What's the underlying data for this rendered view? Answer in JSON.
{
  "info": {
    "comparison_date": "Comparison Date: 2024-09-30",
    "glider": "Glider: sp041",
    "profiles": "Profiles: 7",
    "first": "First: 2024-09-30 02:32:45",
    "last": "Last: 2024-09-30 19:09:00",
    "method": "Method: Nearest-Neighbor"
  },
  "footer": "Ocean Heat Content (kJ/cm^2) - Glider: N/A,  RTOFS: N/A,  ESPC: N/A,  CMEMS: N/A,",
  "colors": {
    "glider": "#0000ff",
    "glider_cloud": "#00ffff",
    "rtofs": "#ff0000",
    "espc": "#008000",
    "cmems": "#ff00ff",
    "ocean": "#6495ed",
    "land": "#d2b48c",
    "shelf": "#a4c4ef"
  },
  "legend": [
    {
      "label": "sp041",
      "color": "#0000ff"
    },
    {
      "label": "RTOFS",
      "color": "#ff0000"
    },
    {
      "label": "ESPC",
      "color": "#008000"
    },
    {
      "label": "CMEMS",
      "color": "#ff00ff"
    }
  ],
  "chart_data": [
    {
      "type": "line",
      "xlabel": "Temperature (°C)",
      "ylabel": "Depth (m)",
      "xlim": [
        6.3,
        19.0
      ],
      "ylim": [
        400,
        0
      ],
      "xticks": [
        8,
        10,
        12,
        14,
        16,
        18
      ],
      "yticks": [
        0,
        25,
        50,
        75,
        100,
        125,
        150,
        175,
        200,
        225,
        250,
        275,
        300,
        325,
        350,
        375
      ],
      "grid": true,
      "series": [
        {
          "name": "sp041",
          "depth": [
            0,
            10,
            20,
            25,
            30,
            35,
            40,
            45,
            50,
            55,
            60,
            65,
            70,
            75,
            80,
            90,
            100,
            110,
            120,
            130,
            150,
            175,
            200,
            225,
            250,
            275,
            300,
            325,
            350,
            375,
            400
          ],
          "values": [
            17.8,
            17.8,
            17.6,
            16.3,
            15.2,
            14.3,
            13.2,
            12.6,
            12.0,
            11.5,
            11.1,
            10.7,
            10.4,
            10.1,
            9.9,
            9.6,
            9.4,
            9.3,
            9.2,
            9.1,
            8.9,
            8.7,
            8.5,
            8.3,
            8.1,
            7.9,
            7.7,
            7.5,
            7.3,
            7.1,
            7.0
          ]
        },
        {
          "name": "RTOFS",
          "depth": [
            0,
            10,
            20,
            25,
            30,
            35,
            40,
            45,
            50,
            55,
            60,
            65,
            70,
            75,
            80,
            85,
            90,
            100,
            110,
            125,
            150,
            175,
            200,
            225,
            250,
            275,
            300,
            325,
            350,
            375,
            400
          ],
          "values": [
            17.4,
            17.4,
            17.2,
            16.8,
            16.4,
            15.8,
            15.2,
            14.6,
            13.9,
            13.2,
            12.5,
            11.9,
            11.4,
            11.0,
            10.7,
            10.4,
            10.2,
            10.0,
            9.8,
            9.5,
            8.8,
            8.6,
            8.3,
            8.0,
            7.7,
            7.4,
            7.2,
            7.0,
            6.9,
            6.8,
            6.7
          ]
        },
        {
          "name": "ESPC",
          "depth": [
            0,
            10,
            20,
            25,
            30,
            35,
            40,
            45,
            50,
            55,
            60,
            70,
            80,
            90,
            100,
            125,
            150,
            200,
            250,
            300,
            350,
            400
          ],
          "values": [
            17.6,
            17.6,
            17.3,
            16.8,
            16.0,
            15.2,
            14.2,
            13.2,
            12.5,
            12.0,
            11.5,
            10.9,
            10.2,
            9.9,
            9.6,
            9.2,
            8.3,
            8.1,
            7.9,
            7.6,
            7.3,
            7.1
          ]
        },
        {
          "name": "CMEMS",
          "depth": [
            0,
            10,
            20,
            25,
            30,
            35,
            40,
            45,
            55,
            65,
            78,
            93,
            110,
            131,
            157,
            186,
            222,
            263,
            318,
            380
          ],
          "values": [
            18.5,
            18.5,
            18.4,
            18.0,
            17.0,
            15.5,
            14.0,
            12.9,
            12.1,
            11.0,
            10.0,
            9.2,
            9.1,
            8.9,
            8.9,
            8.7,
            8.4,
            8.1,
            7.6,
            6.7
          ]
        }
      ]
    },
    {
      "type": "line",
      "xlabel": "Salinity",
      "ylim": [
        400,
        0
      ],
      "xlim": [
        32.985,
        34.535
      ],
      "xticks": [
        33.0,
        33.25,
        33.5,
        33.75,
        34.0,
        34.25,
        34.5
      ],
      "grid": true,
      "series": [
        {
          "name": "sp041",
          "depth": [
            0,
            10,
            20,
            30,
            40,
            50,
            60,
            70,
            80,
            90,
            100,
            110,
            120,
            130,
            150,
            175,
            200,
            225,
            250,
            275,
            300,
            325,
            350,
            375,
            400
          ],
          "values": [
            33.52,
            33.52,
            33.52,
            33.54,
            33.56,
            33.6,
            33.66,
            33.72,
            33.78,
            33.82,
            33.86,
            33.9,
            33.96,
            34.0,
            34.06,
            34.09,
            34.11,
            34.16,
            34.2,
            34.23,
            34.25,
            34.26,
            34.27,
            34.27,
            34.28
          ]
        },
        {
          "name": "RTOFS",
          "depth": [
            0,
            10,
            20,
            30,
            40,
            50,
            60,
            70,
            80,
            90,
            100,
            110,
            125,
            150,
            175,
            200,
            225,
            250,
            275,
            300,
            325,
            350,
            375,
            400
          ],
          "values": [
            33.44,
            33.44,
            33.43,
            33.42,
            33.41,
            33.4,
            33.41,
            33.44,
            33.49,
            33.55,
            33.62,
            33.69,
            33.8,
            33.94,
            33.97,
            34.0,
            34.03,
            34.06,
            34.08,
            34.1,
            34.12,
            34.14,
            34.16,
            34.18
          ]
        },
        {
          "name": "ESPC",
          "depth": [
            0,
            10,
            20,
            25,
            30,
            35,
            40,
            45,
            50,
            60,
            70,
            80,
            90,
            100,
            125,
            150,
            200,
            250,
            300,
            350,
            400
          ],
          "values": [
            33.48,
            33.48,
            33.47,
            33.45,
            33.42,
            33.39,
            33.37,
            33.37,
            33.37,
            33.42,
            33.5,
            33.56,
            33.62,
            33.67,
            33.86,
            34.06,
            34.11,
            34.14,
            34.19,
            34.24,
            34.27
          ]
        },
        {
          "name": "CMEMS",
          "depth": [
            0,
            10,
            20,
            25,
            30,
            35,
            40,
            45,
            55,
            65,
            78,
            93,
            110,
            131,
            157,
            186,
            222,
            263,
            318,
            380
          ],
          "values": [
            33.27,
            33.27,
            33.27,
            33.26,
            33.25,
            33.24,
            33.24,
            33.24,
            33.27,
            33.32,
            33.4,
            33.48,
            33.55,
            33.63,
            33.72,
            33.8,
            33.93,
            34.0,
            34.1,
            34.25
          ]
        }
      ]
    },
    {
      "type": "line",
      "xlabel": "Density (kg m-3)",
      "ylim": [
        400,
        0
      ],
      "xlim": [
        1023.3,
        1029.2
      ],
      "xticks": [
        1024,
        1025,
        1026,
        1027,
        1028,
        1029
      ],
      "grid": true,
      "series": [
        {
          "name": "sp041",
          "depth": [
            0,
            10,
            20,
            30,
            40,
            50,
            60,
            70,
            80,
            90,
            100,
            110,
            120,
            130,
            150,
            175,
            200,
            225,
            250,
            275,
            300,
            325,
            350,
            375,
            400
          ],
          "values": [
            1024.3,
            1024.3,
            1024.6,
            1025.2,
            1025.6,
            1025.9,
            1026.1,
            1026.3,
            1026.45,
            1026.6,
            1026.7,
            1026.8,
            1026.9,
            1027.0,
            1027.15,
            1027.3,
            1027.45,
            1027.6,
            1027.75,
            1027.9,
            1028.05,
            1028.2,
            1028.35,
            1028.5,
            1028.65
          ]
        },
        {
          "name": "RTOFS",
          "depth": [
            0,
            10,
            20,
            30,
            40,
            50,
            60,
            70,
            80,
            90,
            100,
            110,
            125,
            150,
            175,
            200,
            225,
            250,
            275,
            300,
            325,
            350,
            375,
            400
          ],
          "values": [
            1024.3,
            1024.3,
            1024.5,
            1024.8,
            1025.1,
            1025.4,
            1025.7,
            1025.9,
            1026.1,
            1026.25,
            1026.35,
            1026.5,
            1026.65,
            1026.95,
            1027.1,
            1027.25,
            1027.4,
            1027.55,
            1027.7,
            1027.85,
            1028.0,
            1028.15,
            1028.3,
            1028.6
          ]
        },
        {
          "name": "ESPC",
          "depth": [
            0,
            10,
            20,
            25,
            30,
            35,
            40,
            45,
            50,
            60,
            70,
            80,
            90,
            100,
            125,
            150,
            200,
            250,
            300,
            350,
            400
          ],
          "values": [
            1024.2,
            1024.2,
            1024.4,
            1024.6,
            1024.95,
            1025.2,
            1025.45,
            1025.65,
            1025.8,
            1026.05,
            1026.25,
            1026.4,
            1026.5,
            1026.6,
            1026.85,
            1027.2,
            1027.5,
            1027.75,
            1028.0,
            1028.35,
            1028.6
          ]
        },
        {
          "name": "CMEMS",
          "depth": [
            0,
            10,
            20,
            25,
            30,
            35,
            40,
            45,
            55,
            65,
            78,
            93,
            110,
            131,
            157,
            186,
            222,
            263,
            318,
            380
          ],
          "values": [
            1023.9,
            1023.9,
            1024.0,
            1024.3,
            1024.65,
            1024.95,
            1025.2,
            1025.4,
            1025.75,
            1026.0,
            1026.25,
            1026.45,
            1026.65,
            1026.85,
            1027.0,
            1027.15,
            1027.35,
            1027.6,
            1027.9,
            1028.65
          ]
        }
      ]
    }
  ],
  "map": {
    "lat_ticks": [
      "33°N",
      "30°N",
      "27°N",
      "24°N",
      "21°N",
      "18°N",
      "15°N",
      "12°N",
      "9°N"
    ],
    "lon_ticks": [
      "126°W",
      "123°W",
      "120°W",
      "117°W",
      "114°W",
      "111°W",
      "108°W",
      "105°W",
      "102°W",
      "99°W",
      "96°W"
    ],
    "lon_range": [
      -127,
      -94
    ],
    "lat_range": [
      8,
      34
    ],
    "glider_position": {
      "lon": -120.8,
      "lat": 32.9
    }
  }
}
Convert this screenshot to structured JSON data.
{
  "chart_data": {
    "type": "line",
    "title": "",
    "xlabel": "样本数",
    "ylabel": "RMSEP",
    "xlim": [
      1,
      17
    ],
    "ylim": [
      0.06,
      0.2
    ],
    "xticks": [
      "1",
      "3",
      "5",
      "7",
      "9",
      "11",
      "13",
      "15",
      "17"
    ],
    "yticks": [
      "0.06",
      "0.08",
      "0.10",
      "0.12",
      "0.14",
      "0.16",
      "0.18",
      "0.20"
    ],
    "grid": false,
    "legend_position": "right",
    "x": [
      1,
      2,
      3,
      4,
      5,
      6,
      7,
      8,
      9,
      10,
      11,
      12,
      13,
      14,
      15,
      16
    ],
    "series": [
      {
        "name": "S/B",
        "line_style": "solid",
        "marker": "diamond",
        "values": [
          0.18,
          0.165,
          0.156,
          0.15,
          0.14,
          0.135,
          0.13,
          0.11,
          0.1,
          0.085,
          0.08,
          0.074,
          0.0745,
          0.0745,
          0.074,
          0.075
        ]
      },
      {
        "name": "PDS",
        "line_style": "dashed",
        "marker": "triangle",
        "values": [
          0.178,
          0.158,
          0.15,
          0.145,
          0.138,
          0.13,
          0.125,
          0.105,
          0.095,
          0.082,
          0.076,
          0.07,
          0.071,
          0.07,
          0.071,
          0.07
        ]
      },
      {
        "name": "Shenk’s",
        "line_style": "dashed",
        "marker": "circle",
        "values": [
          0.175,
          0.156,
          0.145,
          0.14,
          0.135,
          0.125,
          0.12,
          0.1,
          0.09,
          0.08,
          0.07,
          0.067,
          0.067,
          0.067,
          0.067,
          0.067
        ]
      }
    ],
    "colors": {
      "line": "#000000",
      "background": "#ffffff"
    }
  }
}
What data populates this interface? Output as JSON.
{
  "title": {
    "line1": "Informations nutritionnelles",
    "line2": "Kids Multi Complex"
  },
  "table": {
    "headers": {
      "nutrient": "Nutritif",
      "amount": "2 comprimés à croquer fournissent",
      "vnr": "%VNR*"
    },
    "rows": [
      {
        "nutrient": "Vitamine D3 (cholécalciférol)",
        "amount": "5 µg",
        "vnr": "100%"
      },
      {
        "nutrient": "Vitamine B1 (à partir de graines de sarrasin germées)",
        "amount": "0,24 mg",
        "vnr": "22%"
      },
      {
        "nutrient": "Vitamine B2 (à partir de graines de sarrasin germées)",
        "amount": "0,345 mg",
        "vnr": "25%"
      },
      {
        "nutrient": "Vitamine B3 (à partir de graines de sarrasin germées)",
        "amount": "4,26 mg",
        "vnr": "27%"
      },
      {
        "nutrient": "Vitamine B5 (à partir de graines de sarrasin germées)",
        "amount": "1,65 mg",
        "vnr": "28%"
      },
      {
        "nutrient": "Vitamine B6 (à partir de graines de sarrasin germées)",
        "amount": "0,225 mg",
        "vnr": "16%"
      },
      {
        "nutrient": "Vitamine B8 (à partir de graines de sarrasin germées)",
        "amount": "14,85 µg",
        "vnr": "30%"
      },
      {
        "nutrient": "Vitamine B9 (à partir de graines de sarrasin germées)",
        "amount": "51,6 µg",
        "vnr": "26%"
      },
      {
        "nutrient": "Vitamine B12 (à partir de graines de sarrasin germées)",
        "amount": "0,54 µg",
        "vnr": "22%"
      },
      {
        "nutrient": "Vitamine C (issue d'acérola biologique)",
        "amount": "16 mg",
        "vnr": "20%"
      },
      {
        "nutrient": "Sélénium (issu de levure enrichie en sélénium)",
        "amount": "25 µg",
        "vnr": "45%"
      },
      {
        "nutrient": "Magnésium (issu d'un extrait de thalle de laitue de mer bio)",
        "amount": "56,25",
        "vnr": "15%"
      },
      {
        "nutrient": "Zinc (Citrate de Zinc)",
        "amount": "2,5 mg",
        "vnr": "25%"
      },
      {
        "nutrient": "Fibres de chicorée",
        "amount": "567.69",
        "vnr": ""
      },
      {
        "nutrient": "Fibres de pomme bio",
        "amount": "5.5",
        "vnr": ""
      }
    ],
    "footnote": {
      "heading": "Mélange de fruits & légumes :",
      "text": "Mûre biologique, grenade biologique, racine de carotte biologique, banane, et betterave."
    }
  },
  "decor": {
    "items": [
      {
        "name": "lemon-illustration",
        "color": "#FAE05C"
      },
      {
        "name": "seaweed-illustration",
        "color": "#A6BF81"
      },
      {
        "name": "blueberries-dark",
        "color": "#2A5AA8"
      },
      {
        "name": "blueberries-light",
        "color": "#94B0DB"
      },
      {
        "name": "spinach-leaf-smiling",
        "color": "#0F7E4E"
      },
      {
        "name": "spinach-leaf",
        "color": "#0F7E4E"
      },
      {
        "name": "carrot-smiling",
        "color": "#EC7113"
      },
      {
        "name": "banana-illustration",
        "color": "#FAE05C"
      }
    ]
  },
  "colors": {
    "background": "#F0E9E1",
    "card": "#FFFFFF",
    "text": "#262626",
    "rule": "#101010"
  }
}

────────────────

**CHALLENGE**
Write out every line of the listing that holds the word "text".

**THE ANSWER**
      "text": "Mûre biologique, grenade biologique, racine de carotte biologique, banane, et betterave."
    "text": "#262626",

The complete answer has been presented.